Request: From the material below, list every line containing "Piqué".

Record excerpts:
## begin

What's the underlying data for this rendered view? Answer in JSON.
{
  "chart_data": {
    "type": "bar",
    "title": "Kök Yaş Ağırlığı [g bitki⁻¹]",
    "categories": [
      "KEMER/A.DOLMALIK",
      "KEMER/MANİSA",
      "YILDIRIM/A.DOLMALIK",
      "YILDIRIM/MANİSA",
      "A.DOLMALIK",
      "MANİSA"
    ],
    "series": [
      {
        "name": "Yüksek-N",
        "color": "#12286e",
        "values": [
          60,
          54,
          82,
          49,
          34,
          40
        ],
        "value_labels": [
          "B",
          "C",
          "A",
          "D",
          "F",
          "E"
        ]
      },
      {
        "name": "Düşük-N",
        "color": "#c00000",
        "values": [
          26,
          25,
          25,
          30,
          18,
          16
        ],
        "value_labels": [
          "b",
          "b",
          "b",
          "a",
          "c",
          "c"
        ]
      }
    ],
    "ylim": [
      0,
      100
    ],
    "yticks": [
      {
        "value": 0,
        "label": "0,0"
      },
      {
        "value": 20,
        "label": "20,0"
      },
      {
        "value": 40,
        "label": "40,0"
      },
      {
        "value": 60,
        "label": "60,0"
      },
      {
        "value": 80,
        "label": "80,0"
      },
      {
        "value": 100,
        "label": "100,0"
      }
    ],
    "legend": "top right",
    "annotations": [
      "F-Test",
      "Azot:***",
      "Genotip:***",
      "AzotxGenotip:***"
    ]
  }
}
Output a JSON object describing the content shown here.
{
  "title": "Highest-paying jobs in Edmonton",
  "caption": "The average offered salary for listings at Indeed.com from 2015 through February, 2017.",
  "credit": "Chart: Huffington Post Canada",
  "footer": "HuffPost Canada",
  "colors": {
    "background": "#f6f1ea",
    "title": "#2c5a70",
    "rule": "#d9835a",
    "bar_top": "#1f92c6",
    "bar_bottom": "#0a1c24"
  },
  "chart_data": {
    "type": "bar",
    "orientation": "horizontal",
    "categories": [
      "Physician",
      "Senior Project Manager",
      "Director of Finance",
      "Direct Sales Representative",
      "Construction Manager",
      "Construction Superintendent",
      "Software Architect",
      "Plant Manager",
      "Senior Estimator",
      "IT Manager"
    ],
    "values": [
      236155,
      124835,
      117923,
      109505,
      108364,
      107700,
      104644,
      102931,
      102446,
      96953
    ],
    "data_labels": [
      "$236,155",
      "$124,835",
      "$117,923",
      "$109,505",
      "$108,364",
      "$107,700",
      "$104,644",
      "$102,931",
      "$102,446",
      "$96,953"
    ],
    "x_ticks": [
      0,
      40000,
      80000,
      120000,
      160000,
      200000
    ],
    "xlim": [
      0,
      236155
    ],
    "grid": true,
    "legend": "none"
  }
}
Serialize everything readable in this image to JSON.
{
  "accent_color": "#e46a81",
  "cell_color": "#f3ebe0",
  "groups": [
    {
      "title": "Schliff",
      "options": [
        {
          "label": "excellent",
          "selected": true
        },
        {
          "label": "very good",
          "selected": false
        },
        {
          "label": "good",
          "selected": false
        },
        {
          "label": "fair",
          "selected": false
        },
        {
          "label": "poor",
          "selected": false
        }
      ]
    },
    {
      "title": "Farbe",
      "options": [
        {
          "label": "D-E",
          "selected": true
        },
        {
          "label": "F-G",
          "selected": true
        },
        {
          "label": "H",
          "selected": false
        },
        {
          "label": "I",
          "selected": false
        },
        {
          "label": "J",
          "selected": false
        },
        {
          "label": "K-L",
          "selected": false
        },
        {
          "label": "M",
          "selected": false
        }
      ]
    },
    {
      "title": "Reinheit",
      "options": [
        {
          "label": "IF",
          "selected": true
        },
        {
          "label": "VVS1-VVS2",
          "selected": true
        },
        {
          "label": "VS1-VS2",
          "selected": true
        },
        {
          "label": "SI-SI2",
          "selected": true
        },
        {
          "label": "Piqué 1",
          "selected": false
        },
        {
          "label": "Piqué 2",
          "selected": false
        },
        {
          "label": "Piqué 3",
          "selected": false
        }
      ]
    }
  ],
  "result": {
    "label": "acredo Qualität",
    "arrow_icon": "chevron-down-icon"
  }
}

## end

Full answer:
          "label": "Piqué 1",
          "label": "Piqué 2",
          "label": "Piqué 3",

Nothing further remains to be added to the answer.